DATASET ROWS =
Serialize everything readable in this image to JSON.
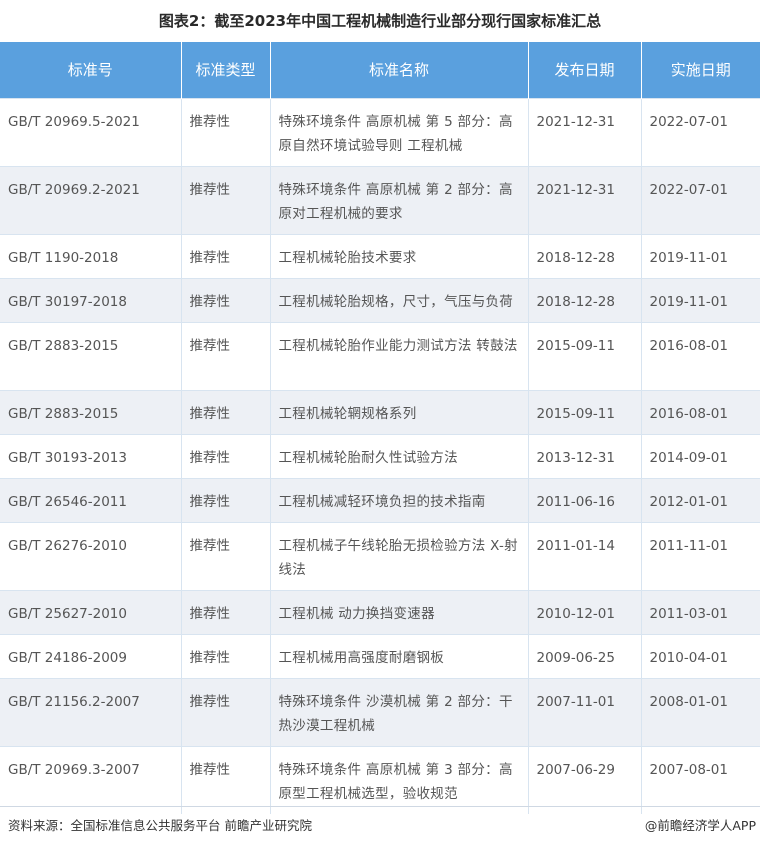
{
  "title": "图表2：截至2023年中国工程机械制造行业部分现行国家标准汇总",
  "table": {
    "headers": [
      "标准号",
      "标准类型",
      "标准名称",
      "发布日期",
      "实施日期"
    ],
    "rows": [
      {
        "id": "GB/T 20969.5-2021",
        "type": "推荐性",
        "name": "特殊环境条件 高原机械 第 5 部分：高原自然环境试验导则 工程机械",
        "publish": "2021-12-31",
        "effective": "2022-07-01"
      },
      {
        "id": "GB/T 20969.2-2021",
        "type": "推荐性",
        "name": "特殊环境条件 高原机械 第 2 部分：高原对工程机械的要求",
        "publish": "2021-12-31",
        "effective": "2022-07-01"
      },
      {
        "id": "GB/T 1190-2018",
        "type": "推荐性",
        "name": "工程机械轮胎技术要求",
        "publish": "2018-12-28",
        "effective": "2019-11-01"
      },
      {
        "id": "GB/T 30197-2018",
        "type": "推荐性",
        "name": "工程机械轮胎规格，尺寸，气压与负荷",
        "publish": "2018-12-28",
        "effective": "2019-11-01"
      },
      {
        "id": "GB/T 2883-2015",
        "type": "推荐性",
        "name": "工程机械轮胎作业能力测试方法 转鼓法",
        "publish": "2015-09-11",
        "effective": "2016-08-01"
      },
      {
        "id": "GB/T 2883-2015",
        "type": "推荐性",
        "name": "工程机械轮辋规格系列",
        "publish": "2015-09-11",
        "effective": "2016-08-01"
      },
      {
        "id": "GB/T 30193-2013",
        "type": "推荐性",
        "name": "工程机械轮胎耐久性试验方法",
        "publish": "2013-12-31",
        "effective": "2014-09-01"
      },
      {
        "id": "GB/T 26546-2011",
        "type": "推荐性",
        "name": "工程机械减轻环境负担的技术指南",
        "publish": "2011-06-16",
        "effective": "2012-01-01"
      },
      {
        "id": "GB/T 26276-2010",
        "type": "推荐性",
        "name": "工程机械子午线轮胎无损检验方法 X-射线法",
        "publish": "2011-01-14",
        "effective": "2011-11-01"
      },
      {
        "id": "GB/T 25627-2010",
        "type": "推荐性",
        "name": "工程机械 动力换挡变速器",
        "publish": "2010-12-01",
        "effective": "2011-03-01"
      },
      {
        "id": "GB/T 24186-2009",
        "type": "推荐性",
        "name": "工程机械用高强度耐磨钢板",
        "publish": "2009-06-25",
        "effective": "2010-04-01"
      },
      {
        "id": "GB/T 21156.2-2007",
        "type": "推荐性",
        "name": "特殊环境条件 沙漠机械 第 2 部分：干热沙漠工程机械",
        "publish": "2007-11-01",
        "effective": "2008-01-01"
      },
      {
        "id": "GB/T 20969.3-2007",
        "type": "推荐性",
        "name": "特殊环境条件 高原机械 第 3 部分：高原型工程机械选型，验收规范",
        "publish": "2007-06-29",
        "effective": "2007-08-01"
      }
    ]
  },
  "footer": {
    "source": "资料来源：全国标准信息公共服务平台 前瞻产业研究院",
    "brand": "@前瞻经济学人APP"
  },
  "colors": {
    "header_bg": "#5aa0de",
    "stripe_bg": "#edf0f5"
  }
}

YOUR INSTRUCTIONS = Leave out the pictures and repeat everything else in the records exactly.

PROBLEM SOLUTION =
Serialize everything readable in this image to JSON.
{
  "title": "图表2：截至2023年中国工程机械制造行业部分现行国家标准汇总",
  "table": {
    "headers": [
      "标准号",
      "标准类型",
      "标准名称",
      "发布日期",
      "实施日期"
    ],
    "rows": [
      {
        "id": "GB/T 20969.5-2021",
        "type": "推荐性",
        "name": "特殊环境条件 高原机械 第 5 部分：高原自然环境试验导则 工程机械",
        "publish": "2021-12-31",
        "effective": "2022-07-01"
      },
      {
        "id": "GB/T 20969.2-2021",
        "type": "推荐性",
        "name": "特殊环境条件 高原机械 第 2 部分：高原对工程机械的要求",
        "publish": "2021-12-31",
        "effective": "2022-07-01"
      },
      {
        "id": "GB/T 1190-2018",
        "type": "推荐性",
        "name": "工程机械轮胎技术要求",
        "publish": "2018-12-28",
        "effective": "2019-11-01"
      },
      {
        "id": "GB/T 30197-2018",
        "type": "推荐性",
        "name": "工程机械轮胎规格，尺寸，气压与负荷",
        "publish": "2018-12-28",
        "effective": "2019-11-01"
      },
      {
        "id": "GB/T 2883-2015",
        "type": "推荐性",
        "name": "工程机械轮胎作业能力测试方法 转鼓法",
        "publish": "2015-09-11",
        "effective": "2016-08-01"
      },
      {
        "id": "GB/T 2883-2015",
        "type": "推荐性",
        "name": "工程机械轮辋规格系列",
        "publish": "2015-09-11",
        "effective": "2016-08-01"
      },
      {
        "id": "GB/T 30193-2013",
        "type": "推荐性",
        "name": "工程机械轮胎耐久性试验方法",
        "publish": "2013-12-31",
        "effective": "2014-09-01"
      },
      {
        "id": "GB/T 26546-2011",
        "type": "推荐性",
        "name": "工程机械减轻环境负担的技术指南",
        "publish": "2011-06-16",
        "effective": "2012-01-01"
      },
      {
        "id": "GB/T 26276-2010",
        "type": "推荐性",
        "name": "工程机械子午线轮胎无损检验方法 X-射线法",
        "publish": "2011-01-14",
        "effective": "2011-11-01"
      },
      {
        "id": "GB/T 25627-2010",
        "type": "推荐性",
        "name": "工程机械 动力换挡变速器",
        "publish": "2010-12-01",
        "effective": "2011-03-01"
      },
      {
        "id": "GB/T 24186-2009",
        "type": "推荐性",
        "name": "工程机械用高强度耐磨钢板",
        "publish": "2009-06-25",
        "effective": "2010-04-01"
      },
      {
        "id": "GB/T 21156.2-2007",
        "type": "推荐性",
        "name": "特殊环境条件 沙漠机械 第 2 部分：干热沙漠工程机械",
        "publish": "2007-11-01",
        "effective": "2008-01-01"
      },
      {
        "id": "GB/T 20969.3-2007",
        "type": "推荐性",
        "name": "特殊环境条件 高原机械 第 3 部分：高原型工程机械选型，验收规范",
        "publish": "2007-06-29",
        "effective": "2007-08-01"
      }
    ]
  },
  "footer": {
    "source": "资料来源：全国标准信息公共服务平台 前瞻产业研究院",
    "brand": "@前瞻经济学人APP"
  },
  "colors": {
    "header_bg": "#5aa0de",
    "stripe_bg": "#edf0f5"
  }
}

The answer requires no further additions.